Problem to solve
Identify each line containing the word "века" and copy it.

Extracted information
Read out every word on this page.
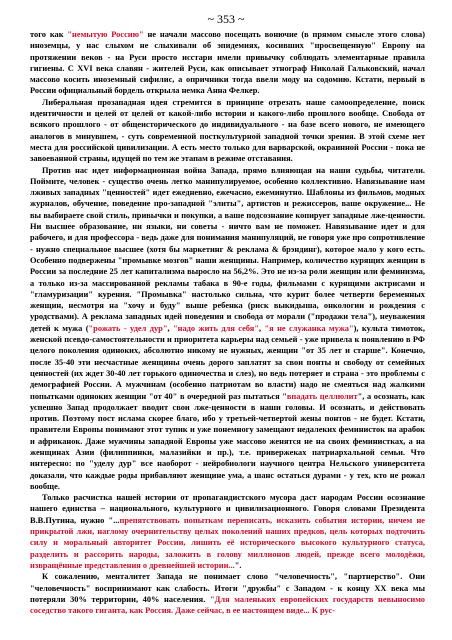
~ 353 ~

того как "немытую Россию" не начали массово посещать вонючие (в прямом смысле этого слова) иноземцы, у нас слыхом не слыхивали об эпидемиях, косивших "просвещенную" Европу на протяжении веков - на Руси просто исстари имели привычку соблюдать элементарные правила гигиены. С XVI века славян - жителей Руси, как описывает этнограф Николай Гальковский, начал массово косить иноземный сифилис, а опричники тогда ввели моду на содомию. Кстати, первый в России официальный бордель открыла немка Анна Фелкер.

Либеральная прозападная идея стремится в принципе отрезать наше самоопределение, поиск идентичности и целей от целей от какой-либо истории и какого-либо прошлого вообще. Свобода от всякого прошлого - от общеисторического до индивидуального - на базе всего нового, не имеющего аналогов в минувшем, - суть современной посткультурной западной точки зрения. В этой схеме нет места для российской цивилизации. А есть место только для варварской, окраинной России - пока не завоеванной страны, идущей по тем же этапам в режиме отставания.

Против нас идет информационная война Запада, прямо влияющая на наши судьбы, читатели. Поймите, человек - существо очень легко манипулируемое, особенно коллективно. Навязывание нам лживых западных "ценностей" идет ежедневно, ежечасно, ежеминутно. Шаблоны из фильмов, модных журналов, обучение, поведение про-западной "элиты", артистов и режиссеров, ваше окружение... Не вы выбираете свой стиль, привычки и покупки, а ваше подсознание копирует западные лже-ценности. Ни высшее образование, ни языки, ни советы - ничто вам не поможет. Навязывание идет и для рабочего, и для профессора - ведь даже для понимания манипуляций, не говоря уже про сопротивление - нужно специальное высшее (хотя бы маркетинг & реклама & брэндинг), которое мало у кого есть. Особенно подвержены "промывке мозгов" наши женщины. Например, количество курящих женщин в России за последние 25 лет капитализма выросло на 56,2%. Это не из-за роли женщин или феминизма, а только из-за массированной рекламы табака в 90-е годы, фильмами с курящими актрисами и "гламуризации" курения. "Промывка" настолько сильна, что курит более четверти беременных женщин, несмотря на "хочу и буду" выше ребенка (риск выкидыша, онкологии и рождения с уродствами). А реклама западных идей поведения и свобода от морали ("продажи тела"), неуважения детей к мужа ("рожать - удел дур", "надо жить для себя", "я не служанка мужа"), культа тимоток, женской псевдо-самостоятельности и приоритета карьеры над семьей - уже привела к появлению в РФ целого поколения одиноких, абсолютно никому не нужных, женщин "от 35 лет и старше". Конечно, после 35-40 эти несчастные женщины очень дорого заплатят за свои понты и свободу от семейных ценностей (их ждет 30-40 лет горького одиночества и слез), но ведь потеряет и страна - это проблемы с демографией России. А мужчинам (особенно патриотам во власти) надо не смеяться над жалкими попытками одиноких женщин "от 40" в очередной раз пытаться "впадать целлюлит", а осознать, как успешно Запад продолжает вводит свои лже-ценности в наши головы. И осознать, и действовать против. Поэтому пост ислама скорее благо, ибо у третьей-четвертой жены понтов - не будет. Кстати, правители Европы понимают этот тупик и уже понемногу замещают недалеких феминисток на арабок и африканок. Даже мужчины западной Европы уже массово женятся не на своих феминистках, а на женщинах Азии (филиппинки, малазийки и пр.), т.е. привержеках патриархальной семьи. Что интересно: по "уделу дур" все наоборот - нейробиологи научного центра Нельского университета доказали, что каждые роды прибавляют женщине ума, а шанс остаться дурами - у тех, кто не рожал вообще.

Только расчистка нашей истории от пропагандистского мусора даст народам России осознание нашего единства – национального, культурного и цивилизационного. Говоря словами Президента В.В.Путина, нужно "...препятствовать попыткам переписать, исказить события истории, ничем не прикрытой лжи, наглому очернительству целых поколений наших предков, цель которых подточить силу и моральный авторитет России, лишить её исторического высокого культурного статуса, разделить и рассорить народы, заложить в голову миллионов людей, прежде всего молодёжи, извращённые представления о древнейшей истории...".

К сожалению, менталитет Запада не понимает слово "человечность", "партнерство". Они "человечность" воспринимают как слабость. Итоги "дружбы" с Западом - к концу XX века мы потеряли 30% территории, 40% населения. "Для маленьких европейских государств невыносимо соседство такого гиганта, как Россия. Даже сейчас, в ее настоящем виде... К рус-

Worked solution
того как "немытую Россию" не начали массово посещать вонючие (в прямом смысле этого слова) иноземцы, у нас слыхом не слыхивали об эпидемиях, косивших "просвещенную" Европу на протяжении веков - на Руси просто исстари имели привычку соблюдать элементарные правила гигиены. С XVI века славян - жителей Руси, как описывает этнограф Николай Гальковский, начал массово косить иноземный сифилис, а опричники тогда ввели моду на содомию. Кстати, первый в России официальный бордель открыла немка Анна Фелкер.
К сожалению, менталитет Запада не понимает слово "человечность", "партнерство". Они "человечность" воспринимают как слабость. Итоги "дружбы" с Западом - к концу XX века мы потеряли 30% территории, 40% населения. "Для маленьких европейских государств невыносимо соседство такого гиганта, как Россия. Даже сейчас, в ее настоящем виде... К рус-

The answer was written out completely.